* **WRITTEN EXERCISE**
Your copy of the material must match it exactly, except that pictures are dropped.

Extracted records
%%

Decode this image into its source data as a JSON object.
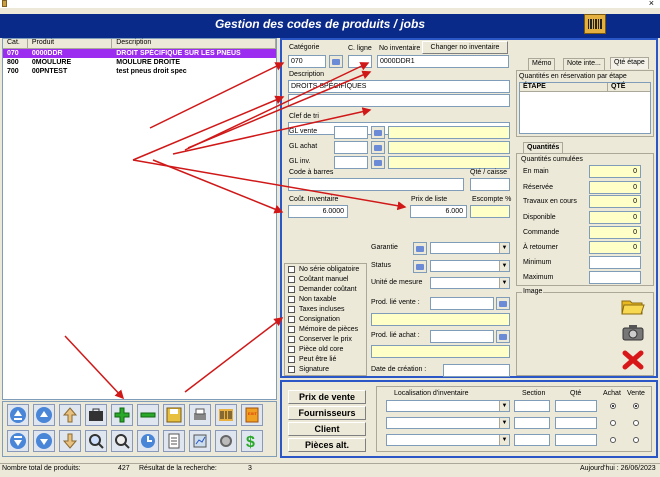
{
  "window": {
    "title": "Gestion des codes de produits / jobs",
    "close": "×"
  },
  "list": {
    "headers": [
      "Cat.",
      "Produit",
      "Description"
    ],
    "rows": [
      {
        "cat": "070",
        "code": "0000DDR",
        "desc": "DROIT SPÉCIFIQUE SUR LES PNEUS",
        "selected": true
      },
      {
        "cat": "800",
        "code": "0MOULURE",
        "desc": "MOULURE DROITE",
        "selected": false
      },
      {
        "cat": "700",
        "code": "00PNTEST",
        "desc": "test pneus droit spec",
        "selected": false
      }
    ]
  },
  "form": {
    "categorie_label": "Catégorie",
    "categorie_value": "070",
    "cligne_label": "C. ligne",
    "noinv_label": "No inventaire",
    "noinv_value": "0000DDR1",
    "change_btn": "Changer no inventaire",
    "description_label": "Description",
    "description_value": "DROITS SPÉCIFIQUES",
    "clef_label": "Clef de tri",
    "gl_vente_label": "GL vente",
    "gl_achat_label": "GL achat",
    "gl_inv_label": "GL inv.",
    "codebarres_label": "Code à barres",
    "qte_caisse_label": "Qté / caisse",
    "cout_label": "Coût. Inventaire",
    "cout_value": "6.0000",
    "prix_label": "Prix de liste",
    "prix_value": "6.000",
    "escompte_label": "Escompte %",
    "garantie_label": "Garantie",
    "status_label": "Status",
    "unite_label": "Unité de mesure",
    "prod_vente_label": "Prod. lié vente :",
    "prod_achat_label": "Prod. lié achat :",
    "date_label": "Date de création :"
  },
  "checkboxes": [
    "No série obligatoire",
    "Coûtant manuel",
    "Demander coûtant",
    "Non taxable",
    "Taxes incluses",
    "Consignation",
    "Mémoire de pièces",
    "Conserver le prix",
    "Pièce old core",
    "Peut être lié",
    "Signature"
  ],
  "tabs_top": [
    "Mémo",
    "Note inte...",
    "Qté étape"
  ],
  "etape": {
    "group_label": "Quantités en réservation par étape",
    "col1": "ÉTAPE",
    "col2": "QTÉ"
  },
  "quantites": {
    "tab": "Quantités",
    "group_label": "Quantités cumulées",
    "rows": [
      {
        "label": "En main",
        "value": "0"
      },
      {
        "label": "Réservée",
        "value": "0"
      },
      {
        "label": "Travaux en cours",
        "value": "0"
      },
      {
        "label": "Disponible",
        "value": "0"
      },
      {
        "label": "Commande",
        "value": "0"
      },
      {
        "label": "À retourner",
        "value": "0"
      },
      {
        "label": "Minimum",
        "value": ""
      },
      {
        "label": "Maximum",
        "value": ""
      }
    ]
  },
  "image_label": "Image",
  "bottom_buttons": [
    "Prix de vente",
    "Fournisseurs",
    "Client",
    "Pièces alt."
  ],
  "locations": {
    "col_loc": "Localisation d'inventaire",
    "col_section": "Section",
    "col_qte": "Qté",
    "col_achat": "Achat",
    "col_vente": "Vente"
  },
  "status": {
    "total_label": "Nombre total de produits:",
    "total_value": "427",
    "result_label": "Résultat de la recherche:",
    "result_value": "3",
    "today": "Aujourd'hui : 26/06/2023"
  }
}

%%

* **FULL RESPONSE**
Decode this image into its source data as a JSON object.
{
  "window": {
    "title": "Gestion des codes de produits / jobs",
    "close": "×"
  },
  "list": {
    "headers": [
      "Cat.",
      "Produit",
      "Description"
    ],
    "rows": [
      {
        "cat": "070",
        "code": "0000DDR",
        "desc": "DROIT SPÉCIFIQUE SUR LES PNEUS",
        "selected": true
      },
      {
        "cat": "800",
        "code": "0MOULURE",
        "desc": "MOULURE DROITE",
        "selected": false
      },
      {
        "cat": "700",
        "code": "00PNTEST",
        "desc": "test pneus droit spec",
        "selected": false
      }
    ]
  },
  "form": {
    "categorie_label": "Catégorie",
    "categorie_value": "070",
    "cligne_label": "C. ligne",
    "noinv_label": "No inventaire",
    "noinv_value": "0000DDR1",
    "change_btn": "Changer no inventaire",
    "description_label": "Description",
    "description_value": "DROITS SPÉCIFIQUES",
    "clef_label": "Clef de tri",
    "gl_vente_label": "GL vente",
    "gl_achat_label": "GL achat",
    "gl_inv_label": "GL inv.",
    "codebarres_label": "Code à barres",
    "qte_caisse_label": "Qté / caisse",
    "cout_label": "Coût. Inventaire",
    "cout_value": "6.0000",
    "prix_label": "Prix de liste",
    "prix_value": "6.000",
    "escompte_label": "Escompte %",
    "garantie_label": "Garantie",
    "status_label": "Status",
    "unite_label": "Unité de mesure",
    "prod_vente_label": "Prod. lié vente :",
    "prod_achat_label": "Prod. lié achat :",
    "date_label": "Date de création :"
  },
  "checkboxes": [
    "No série obligatoire",
    "Coûtant manuel",
    "Demander coûtant",
    "Non taxable",
    "Taxes incluses",
    "Consignation",
    "Mémoire de pièces",
    "Conserver le prix",
    "Pièce old core",
    "Peut être lié",
    "Signature"
  ],
  "tabs_top": [
    "Mémo",
    "Note inte...",
    "Qté étape"
  ],
  "etape": {
    "group_label": "Quantités en réservation par étape",
    "col1": "ÉTAPE",
    "col2": "QTÉ"
  },
  "quantites": {
    "tab": "Quantités",
    "group_label": "Quantités cumulées",
    "rows": [
      {
        "label": "En main",
        "value": "0"
      },
      {
        "label": "Réservée",
        "value": "0"
      },
      {
        "label": "Travaux en cours",
        "value": "0"
      },
      {
        "label": "Disponible",
        "value": "0"
      },
      {
        "label": "Commande",
        "value": "0"
      },
      {
        "label": "À retourner",
        "value": "0"
      },
      {
        "label": "Minimum",
        "value": ""
      },
      {
        "label": "Maximum",
        "value": ""
      }
    ]
  },
  "image_label": "Image",
  "bottom_buttons": [
    "Prix de vente",
    "Fournisseurs",
    "Client",
    "Pièces alt."
  ],
  "locations": {
    "col_loc": "Localisation d'inventaire",
    "col_section": "Section",
    "col_qte": "Qté",
    "col_achat": "Achat",
    "col_vente": "Vente"
  },
  "status": {
    "total_label": "Nombre total de produits:",
    "total_value": "427",
    "result_label": "Résultat de la recherche:",
    "result_value": "3",
    "today": "Aujourd'hui : 26/06/2023"
  }
}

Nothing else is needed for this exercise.